Structured figure records:
#####
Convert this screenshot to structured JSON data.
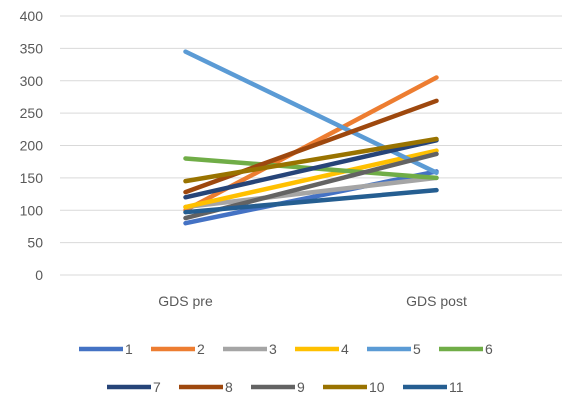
{
  "chart_data": {
    "type": "line",
    "categories": [
      "GDS pre",
      "GDS post"
    ],
    "ylim": [
      0,
      400
    ],
    "yticks": [
      0,
      50,
      100,
      150,
      200,
      250,
      300,
      350,
      400
    ],
    "grid": true,
    "legend_position": "bottom",
    "series": [
      {
        "name": "1",
        "color": "#4472C4",
        "values": [
          80,
          160
        ]
      },
      {
        "name": "2",
        "color": "#ED7D31",
        "values": [
          100,
          305
        ]
      },
      {
        "name": "3",
        "color": "#A5A5A5",
        "values": [
          105,
          150
        ]
      },
      {
        "name": "4",
        "color": "#FFC000",
        "values": [
          105,
          192
        ]
      },
      {
        "name": "5",
        "color": "#5B9BD5",
        "values": [
          345,
          158
        ]
      },
      {
        "name": "6",
        "color": "#70AD47",
        "values": [
          180,
          150
        ]
      },
      {
        "name": "7",
        "color": "#264478",
        "values": [
          120,
          208
        ]
      },
      {
        "name": "8",
        "color": "#9E480E",
        "values": [
          128,
          269
        ]
      },
      {
        "name": "9",
        "color": "#636363",
        "values": [
          88,
          187
        ]
      },
      {
        "name": "10",
        "color": "#997300",
        "values": [
          145,
          210
        ]
      },
      {
        "name": "11",
        "color": "#255E91",
        "values": [
          97,
          131
        ]
      }
    ]
  }
}
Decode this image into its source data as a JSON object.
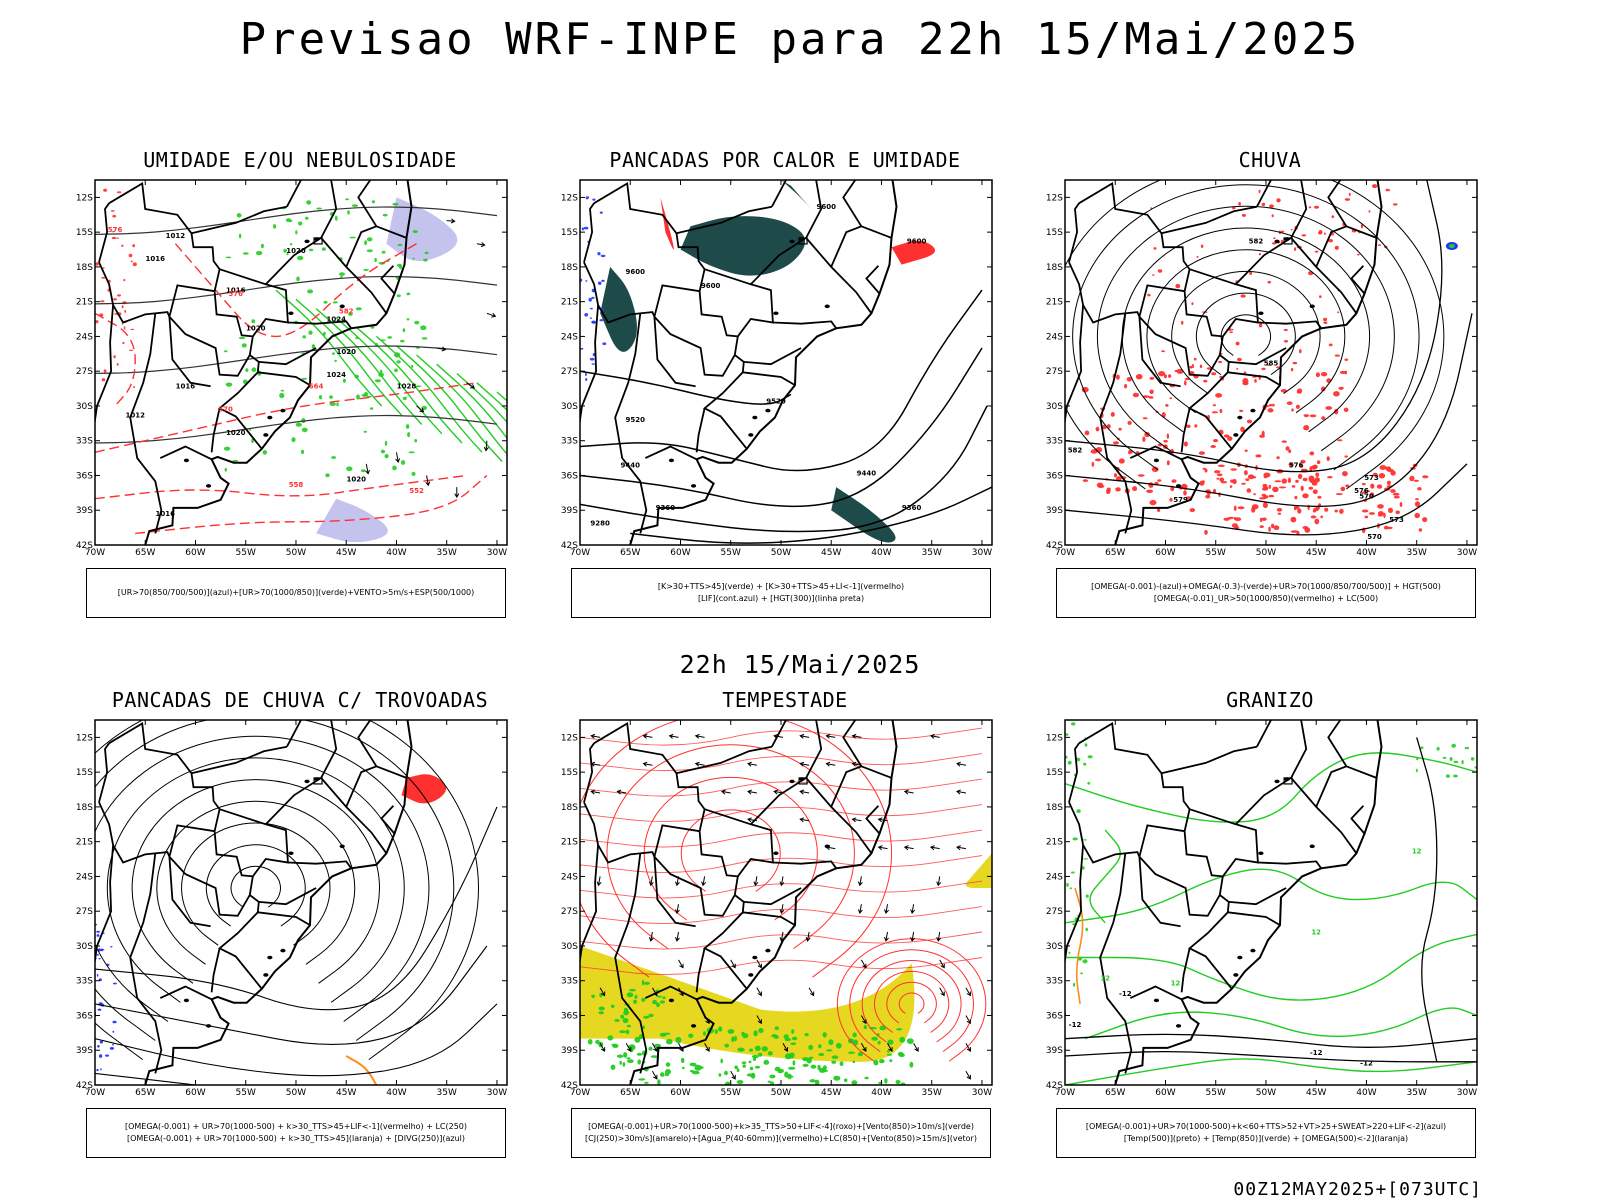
{
  "header": {
    "title": "Previsao WRF-INPE  para 22h 15/Mai/2025",
    "mid_title": "22h 15/Mai/2025",
    "footer": "00Z12MAY2025+[073UTC]"
  },
  "colors": {
    "red": "#ff3030",
    "green": "#22cc22",
    "blue": "#2233ff",
    "teal": "#1e4a4a",
    "yellow": "#e6d820",
    "orange": "#ff8c1a",
    "lavender": "#b4b4e8"
  },
  "axes": {
    "lat_labels": [
      "12S",
      "15S",
      "18S",
      "21S",
      "24S",
      "27S",
      "30S",
      "33S",
      "36S",
      "39S",
      "42S"
    ],
    "lon_labels": [
      "70W",
      "65W",
      "60W",
      "55W",
      "50W",
      "45W",
      "40W",
      "35W",
      "30W"
    ]
  },
  "chart_data": [
    {
      "type": "map",
      "title": "UMIDADE E/OU NEBULOSIDADE",
      "legend": [
        "[UR>70(850/700/500)](azul)+[UR>70(1000/850)](verde)+VENTO>5m/s+ESP(500/1000)"
      ],
      "contour_labels": [
        "1016",
        "1012",
        "1020",
        "1016",
        "1020",
        "1024",
        "1020",
        "1016",
        "1012",
        "1020",
        "1024",
        "1028",
        "1020",
        "1016",
        "576",
        "570",
        "564",
        "558",
        "552",
        "576",
        "582"
      ],
      "xlim": [
        -70,
        -29
      ],
      "ylim": [
        -42,
        -10.5
      ]
    },
    {
      "type": "map",
      "title": "PANCADAS POR CALOR E UMIDADE",
      "legend": [
        "[K>30+TTS>45](verde) + [K>30+TTS>45+LI<-1](vermelho)",
        "[LIF](cont.azul) + [HGT(300)](linha preta)"
      ],
      "contour_labels": [
        "9600",
        "9600",
        "9600",
        "9600",
        "9520",
        "9440",
        "9360",
        "9280",
        "9520",
        "9440",
        "9360"
      ],
      "xlim": [
        -70,
        -29
      ],
      "ylim": [
        -42,
        -10.5
      ]
    },
    {
      "type": "map",
      "title": "CHUVA",
      "legend": [
        "[OMEGA(-0.001)-(azul)+OMEGA(-0.3)-(verde)+UR>70(1000/850/700/500)] + HGT(500)",
        "[OMEGA(-0.01)_UR>50(1000/850)(vermelho) + LC(500)"
      ],
      "contour_labels": [
        "582",
        "585",
        "582",
        "579",
        "576",
        "573",
        "570",
        "576",
        "573",
        "570"
      ],
      "xlim": [
        -70,
        -29
      ],
      "ylim": [
        -42,
        -10.5
      ]
    },
    {
      "type": "map",
      "title": "PANCADAS DE CHUVA C/ TROVOADAS",
      "legend": [
        "[OMEGA(-0.001) + UR>70(1000-500) + k>30_TTS>45+LIF<-1](vermelho) + LC(250)",
        "[OMEGA(-0.001) + UR>70(1000-500) + k>30_TTS>45](laranja) + [DIVG(250)](azul)"
      ],
      "contour_labels": [],
      "xlim": [
        -70,
        -29
      ],
      "ylim": [
        -42,
        -10.5
      ]
    },
    {
      "type": "map",
      "title": "TEMPESTADE",
      "legend": [
        "[OMEGA(-0.001)+UR>70(1000-500)+k>35_TTS>50+LIF<-4](roxo)+[Vento(850)>10m/s](verde)",
        "[CJ(250)>30m/s](amarelo)+[Agua_P(40-60mm)](vermelho)+LC(850)+[Vento(850)>15m/s](vetor)"
      ],
      "contour_labels": [],
      "xlim": [
        -70,
        -29
      ],
      "ylim": [
        -42,
        -10.5
      ]
    },
    {
      "type": "map",
      "title": "GRANIZO",
      "legend": [
        "[OMEGA(-0.001)+UR>70(1000-500)+k<60+TTS>52+VT>25+SWEAT>220+LIF<-2](azul)",
        "[Temp(500)](preto) + [Temp(850)](verde) + [OMEGA(500)<-2](laranja)"
      ],
      "contour_labels": [
        "-12",
        "-12",
        "-12",
        "-12",
        "12",
        "12",
        "12",
        "12"
      ],
      "xlim": [
        -70,
        -29
      ],
      "ylim": [
        -42,
        -10.5
      ]
    }
  ]
}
#####
● WHAT YOU NEED TO DO
Check every line of the data above for the string "UMIDADE", and copy those that have it.

● TASK OUTPUT
      "title": "UMIDADE E/OU NEBULOSIDADE",
      "title": "PANCADAS POR CALOR E UMIDADE",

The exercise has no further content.